>> BEGIN Material supplied

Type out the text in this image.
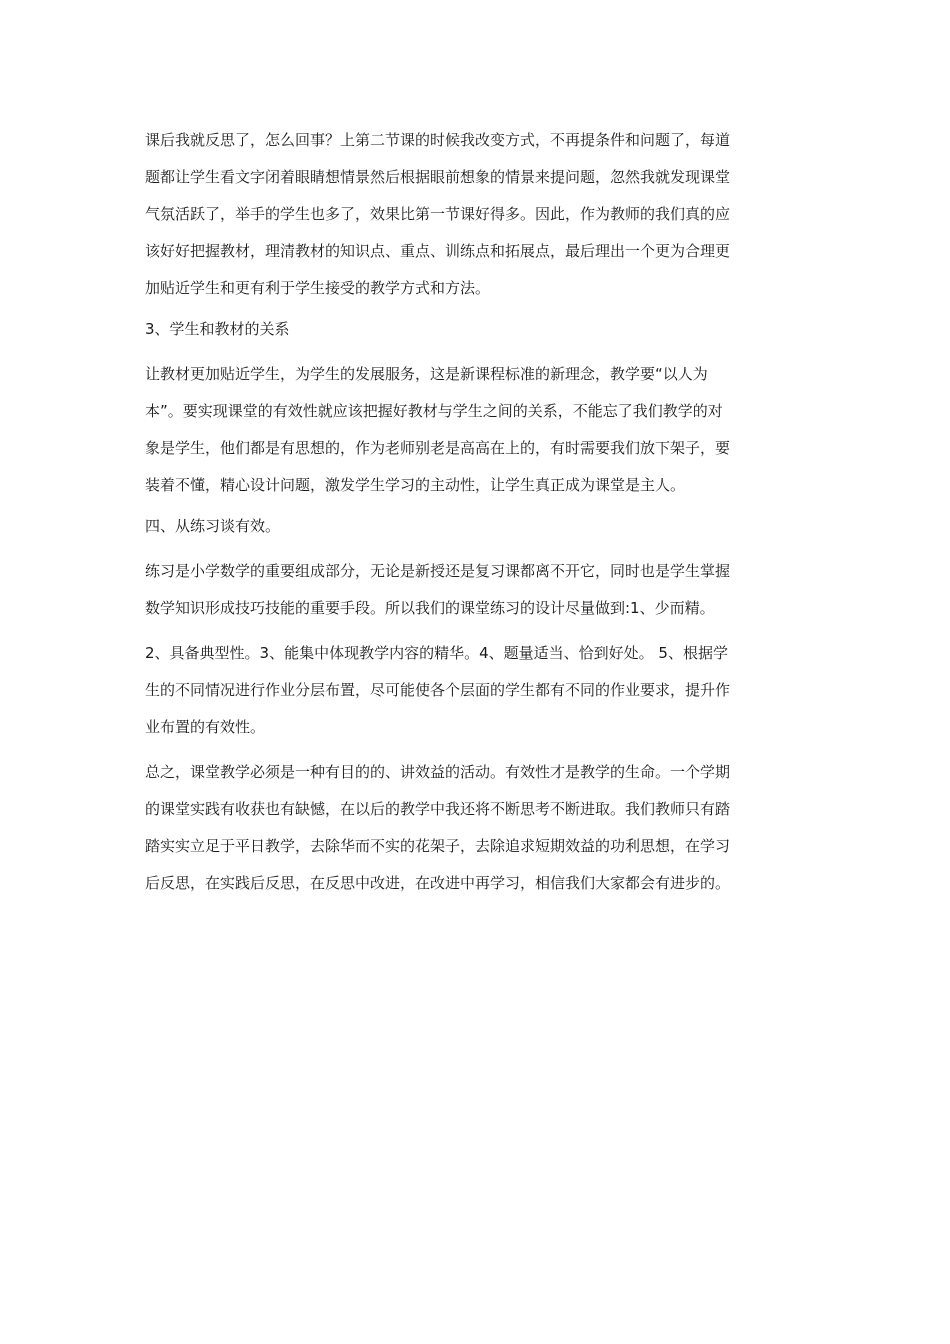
课后我就反思了，怎么回事？上第二节课的时候我改变方式，不再提条件和问题了，每道
题都让学生看文字闭着眼睛想情景然后根据眼前想象的情景来提问题，忽然我就发现课堂
气氛活跃了，举手的学生也多了，效果比第一节课好得多。因此，作为教师的我们真的应
该好好把握教材，理清教材的知识点、重点、训练点和拓展点，最后理出一个更为合理更
加贴近学生和更有利于学生接受的教学方式和方法。
3、学生和教材的关系
让教材更加贴近学生，为学生的发展服务，这是新课程标准的新理念，教学要“以人为
本”。要实现课堂的有效性就应该把握好教材与学生之间的关系，不能忘了我们教学的对
象是学生，他们都是有思想的，作为老师别老是高高在上的，有时需要我们放下架子，要
装着不懂，精心设计问题，激发学生学习的主动性，让学生真正成为课堂是主人。
四、从练习谈有效。
练习是小学数学的重要组成部分，无论是新授还是复习课都离不开它，同时也是学生掌握
数学知识形成技巧技能的重要手段。所以我们的课堂练习的设计尽量做到:1、少而精。
2、具备典型性。3、能集中体现教学内容的精华。4、题量适当、恰到好处。 5、根据学
生的不同情况进行作业分层布置，尽可能使各个层面的学生都有不同的作业要求，提升作
业布置的有效性。
总之，课堂教学必须是一种有目的的、讲效益的活动。有效性才是教学的生命。一个学期
的课堂实践有收获也有缺憾，在以后的教学中我还将不断思考不断进取。我们教师只有踏
踏实实立足于平日教学，去除华而不实的花架子，去除追求短期效益的功利思想，在学习
后反思，在实践后反思，在反思中改进，在改进中再学习，相信我们大家都会有进步的。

>> END Material supplied

■ Given exercise ■
Write out all the records again, exactly, minus any pictures.

■ Answer to this exercise ■
Type out the text in this image.
课后我就反思了，怎么回事？上第二节课的时候我改变方式，不再提条件和问题了，每道
题都让学生看文字闭着眼睛想情景然后根据眼前想象的情景来提问题，忽然我就发现课堂
气氛活跃了，举手的学生也多了，效果比第一节课好得多。因此，作为教师的我们真的应
该好好把握教材，理清教材的知识点、重点、训练点和拓展点，最后理出一个更为合理更
加贴近学生和更有利于学生接受的教学方式和方法。
3、学生和教材的关系
让教材更加贴近学生，为学生的发展服务，这是新课程标准的新理念，教学要“以人为
本”。要实现课堂的有效性就应该把握好教材与学生之间的关系，不能忘了我们教学的对
象是学生，他们都是有思想的，作为老师别老是高高在上的，有时需要我们放下架子，要
装着不懂，精心设计问题，激发学生学习的主动性，让学生真正成为课堂是主人。
四、从练习谈有效。
练习是小学数学的重要组成部分，无论是新授还是复习课都离不开它，同时也是学生掌握
数学知识形成技巧技能的重要手段。所以我们的课堂练习的设计尽量做到:1、少而精。
2、具备典型性。3、能集中体现教学内容的精华。4、题量适当、恰到好处。 5、根据学
生的不同情况进行作业分层布置，尽可能使各个层面的学生都有不同的作业要求，提升作
业布置的有效性。
总之，课堂教学必须是一种有目的的、讲效益的活动。有效性才是教学的生命。一个学期
的课堂实践有收获也有缺憾，在以后的教学中我还将不断思考不断进取。我们教师只有踏
踏实实立足于平日教学，去除华而不实的花架子，去除追求短期效益的功利思想，在学习
后反思，在实践后反思，在反思中改进，在改进中再学习，相信我们大家都会有进步的。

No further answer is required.